WHAT THE TASK ASKS - Present the data once more in exactly its original form.

Part of a data file
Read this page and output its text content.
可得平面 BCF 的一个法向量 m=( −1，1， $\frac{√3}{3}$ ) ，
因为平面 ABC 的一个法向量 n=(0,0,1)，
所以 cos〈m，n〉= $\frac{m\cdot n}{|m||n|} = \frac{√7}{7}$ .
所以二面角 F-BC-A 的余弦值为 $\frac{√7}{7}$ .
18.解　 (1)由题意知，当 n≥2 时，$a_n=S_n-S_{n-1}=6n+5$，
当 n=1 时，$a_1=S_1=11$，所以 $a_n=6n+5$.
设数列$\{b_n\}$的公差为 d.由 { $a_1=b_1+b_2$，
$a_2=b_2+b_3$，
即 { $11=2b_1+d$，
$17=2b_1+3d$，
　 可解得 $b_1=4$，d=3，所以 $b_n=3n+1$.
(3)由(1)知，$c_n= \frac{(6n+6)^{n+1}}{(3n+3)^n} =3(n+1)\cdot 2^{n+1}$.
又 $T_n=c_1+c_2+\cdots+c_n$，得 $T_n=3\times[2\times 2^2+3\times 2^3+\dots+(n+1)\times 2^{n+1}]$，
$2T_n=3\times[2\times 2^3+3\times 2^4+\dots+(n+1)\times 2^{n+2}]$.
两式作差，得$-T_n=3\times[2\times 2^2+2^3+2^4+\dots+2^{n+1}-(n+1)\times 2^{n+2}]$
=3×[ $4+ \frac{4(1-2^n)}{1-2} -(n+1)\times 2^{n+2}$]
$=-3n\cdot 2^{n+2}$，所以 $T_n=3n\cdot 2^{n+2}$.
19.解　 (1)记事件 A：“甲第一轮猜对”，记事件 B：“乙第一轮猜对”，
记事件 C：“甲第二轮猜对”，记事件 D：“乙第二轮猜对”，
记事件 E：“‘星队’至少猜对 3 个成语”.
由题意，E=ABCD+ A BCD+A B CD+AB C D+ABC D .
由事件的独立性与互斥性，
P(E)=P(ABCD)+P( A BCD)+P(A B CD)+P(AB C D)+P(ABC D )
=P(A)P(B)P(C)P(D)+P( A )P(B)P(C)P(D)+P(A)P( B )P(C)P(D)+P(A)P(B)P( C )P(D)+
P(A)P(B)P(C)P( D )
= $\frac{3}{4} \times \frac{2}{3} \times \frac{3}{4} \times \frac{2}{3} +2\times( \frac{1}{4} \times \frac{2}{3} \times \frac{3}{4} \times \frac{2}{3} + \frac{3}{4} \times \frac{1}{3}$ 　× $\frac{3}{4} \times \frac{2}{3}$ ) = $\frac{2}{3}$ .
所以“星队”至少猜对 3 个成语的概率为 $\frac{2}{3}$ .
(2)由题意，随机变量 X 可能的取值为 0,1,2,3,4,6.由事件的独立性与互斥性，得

WRITTEN ANSWER -
Read this page and output its text content.
可得平面 BCF 的一个法向量 m=( −1，1， $\frac{√3}{3}$ ) ，
因为平面 ABC 的一个法向量 n=(0,0,1)，
所以 cos〈m，n〉= $\frac{m\cdot n}{|m||n|} = \frac{√7}{7}$ .
所以二面角 F-BC-A 的余弦值为 $\frac{√7}{7}$ .
18.解　 (1)由题意知，当 n≥2 时，$a_n=S_n-S_{n-1}=6n+5$，
当 n=1 时，$a_1=S_1=11$，所以 $a_n=6n+5$.
设数列$\{b_n\}$的公差为 d.由 { $a_1=b_1+b_2$，
$a_2=b_2+b_3$，
即 { $11=2b_1+d$，
$17=2b_1+3d$，
　 可解得 $b_1=4$，d=3，所以 $b_n=3n+1$.
(3)由(1)知，$c_n= \frac{(6n+6)^{n+1}}{(3n+3)^n} =3(n+1)\cdot 2^{n+1}$.
又 $T_n=c_1+c_2+\cdots+c_n$，得 $T_n=3\times[2\times 2^2+3\times 2^3+\dots+(n+1)\times 2^{n+1}]$，
$2T_n=3\times[2\times 2^3+3\times 2^4+\dots+(n+1)\times 2^{n+2}]$.
两式作差，得$-T_n=3\times[2\times 2^2+2^3+2^4+\dots+2^{n+1}-(n+1)\times 2^{n+2}]$
=3×[ $4+ \frac{4(1-2^n)}{1-2} -(n+1)\times 2^{n+2}$]
$=-3n\cdot 2^{n+2}$，所以 $T_n=3n\cdot 2^{n+2}$.
19.解　 (1)记事件 A：“甲第一轮猜对”，记事件 B：“乙第一轮猜对”，
记事件 C：“甲第二轮猜对”，记事件 D：“乙第二轮猜对”，
记事件 E：“‘星队’至少猜对 3 个成语”.
由题意，E=ABCD+ A BCD+A B CD+AB C D+ABC D .
由事件的独立性与互斥性，
P(E)=P(ABCD)+P( A BCD)+P(A B CD)+P(AB C D)+P(ABC D )
=P(A)P(B)P(C)P(D)+P( A )P(B)P(C)P(D)+P(A)P( B )P(C)P(D)+P(A)P(B)P( C )P(D)+
P(A)P(B)P(C)P( D )
= $\frac{3}{4} \times \frac{2}{3} \times \frac{3}{4} \times \frac{2}{3} +2\times( \frac{1}{4} \times \frac{2}{3} \times \frac{3}{4} \times \frac{2}{3} + \frac{3}{4} \times \frac{1}{3}$ 　× $\frac{3}{4} \times \frac{2}{3}$ ) = $\frac{2}{3}$ .
所以“星队”至少猜对 3 个成语的概率为 $\frac{2}{3}$ .
(2)由题意，随机变量 X 可能的取值为 0,1,2,3,4,6.由事件的独立性与互斥性，得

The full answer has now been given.